“I like the rawness and the vulnerability you get from a cleaner sound... I like having to work for it a little bit”: Gina Gleason explains why Baroness made the switch from humbuckers to single coils – and sounded all the heavier for it
Telecasters and Jazzmasters for metal? The former Cirque du Soleil shredder unpacks the heavy institution’s unconventional approach to tone
When Gina Gleason joined Baroness as lead guitarist in 2017, she made the transition from being a longtime fan to becoming an essential part of the band’s creative machinery.
She heard the band’s music for the first time in 2012. She laughs at the memory. “My brother showed me Baroness when the Yellow & Green album came out and he was like, ‘I think I’m about to show you your new favourite band. It’s a metal band but it’s got a little more special sauce to it.’”
Five years later, a stroke of luck led to Gina joining the band. While she was working in Las Vegas as live guitarist for Cirque du Soleil, an online pedal purchase from Philly Fuzz prompted an Instagram exchange with Baroness frontman John Baizley, who was at the time involved with the boutique pedal manufacturer.

(Entries for item positions)

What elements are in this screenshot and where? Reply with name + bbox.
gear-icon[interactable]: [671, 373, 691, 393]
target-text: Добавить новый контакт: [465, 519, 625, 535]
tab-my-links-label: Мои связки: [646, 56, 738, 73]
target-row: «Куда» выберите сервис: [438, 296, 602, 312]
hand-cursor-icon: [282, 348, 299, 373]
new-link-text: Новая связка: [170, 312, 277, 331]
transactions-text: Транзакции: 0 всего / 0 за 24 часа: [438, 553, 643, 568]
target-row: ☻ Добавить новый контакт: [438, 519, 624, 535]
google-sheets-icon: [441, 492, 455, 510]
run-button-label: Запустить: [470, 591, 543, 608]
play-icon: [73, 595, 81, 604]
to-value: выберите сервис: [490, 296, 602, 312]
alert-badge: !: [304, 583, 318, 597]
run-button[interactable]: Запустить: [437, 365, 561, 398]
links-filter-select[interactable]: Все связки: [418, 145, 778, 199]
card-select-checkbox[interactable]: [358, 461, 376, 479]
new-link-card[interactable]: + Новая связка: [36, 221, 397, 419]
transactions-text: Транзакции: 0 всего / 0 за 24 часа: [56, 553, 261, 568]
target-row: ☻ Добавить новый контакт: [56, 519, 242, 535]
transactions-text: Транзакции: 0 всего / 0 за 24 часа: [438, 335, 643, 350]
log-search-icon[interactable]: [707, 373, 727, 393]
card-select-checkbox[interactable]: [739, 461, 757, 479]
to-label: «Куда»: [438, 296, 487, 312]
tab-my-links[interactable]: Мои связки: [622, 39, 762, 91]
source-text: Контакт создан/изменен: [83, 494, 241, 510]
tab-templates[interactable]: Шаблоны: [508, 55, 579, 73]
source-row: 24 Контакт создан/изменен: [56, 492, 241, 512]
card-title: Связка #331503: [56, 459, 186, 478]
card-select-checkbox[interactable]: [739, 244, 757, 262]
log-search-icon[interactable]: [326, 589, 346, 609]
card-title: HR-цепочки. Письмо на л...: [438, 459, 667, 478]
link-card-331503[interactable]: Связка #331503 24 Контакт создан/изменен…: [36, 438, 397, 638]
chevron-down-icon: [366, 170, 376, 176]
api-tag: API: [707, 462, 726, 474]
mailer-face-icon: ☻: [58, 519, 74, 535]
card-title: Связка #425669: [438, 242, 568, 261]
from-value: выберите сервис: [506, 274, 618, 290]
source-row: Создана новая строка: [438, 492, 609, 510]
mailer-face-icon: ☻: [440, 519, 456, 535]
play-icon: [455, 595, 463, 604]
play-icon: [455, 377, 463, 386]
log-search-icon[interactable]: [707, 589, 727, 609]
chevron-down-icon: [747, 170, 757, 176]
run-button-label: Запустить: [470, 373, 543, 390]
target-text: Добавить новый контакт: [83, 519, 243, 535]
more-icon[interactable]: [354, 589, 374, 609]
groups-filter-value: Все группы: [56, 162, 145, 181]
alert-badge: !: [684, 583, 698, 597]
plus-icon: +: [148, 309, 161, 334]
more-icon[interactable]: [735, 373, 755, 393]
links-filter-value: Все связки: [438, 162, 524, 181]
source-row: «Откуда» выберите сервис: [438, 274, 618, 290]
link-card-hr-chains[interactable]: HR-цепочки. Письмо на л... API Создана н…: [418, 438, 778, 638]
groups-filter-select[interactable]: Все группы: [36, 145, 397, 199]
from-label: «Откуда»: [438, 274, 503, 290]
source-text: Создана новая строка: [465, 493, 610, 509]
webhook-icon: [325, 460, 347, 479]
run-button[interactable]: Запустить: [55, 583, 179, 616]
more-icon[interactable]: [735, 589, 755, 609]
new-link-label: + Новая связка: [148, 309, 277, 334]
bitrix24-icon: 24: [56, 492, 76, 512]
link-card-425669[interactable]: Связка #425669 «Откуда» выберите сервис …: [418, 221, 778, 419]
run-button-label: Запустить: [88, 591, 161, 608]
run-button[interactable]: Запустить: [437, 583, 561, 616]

### Work instructions:
Return, word for word, the part of the article on Gina Gleason starting at "She heard the" and ending at "boutique pedal manufacturer.". The item position entries play no part in this work.

### Exercise solution:
She heard the band’s music for the first time in 2012. She laughs at the memory. “My brother showed me Baroness when the Yellow & Green album came out and he was like, ‘I think I’m about to show you your new favourite band. It’s a metal band but it’s got a little more special sauce to it.’”
Five years later, a stroke of luck led to Gina joining the band. While she was working in Las Vegas as live guitarist for Cirque du Soleil, an online pedal purchase from Philly Fuzz prompted an Instagram exchange with Baroness frontman John Baizley, who was at the time involved with the boutique pedal manufacturer.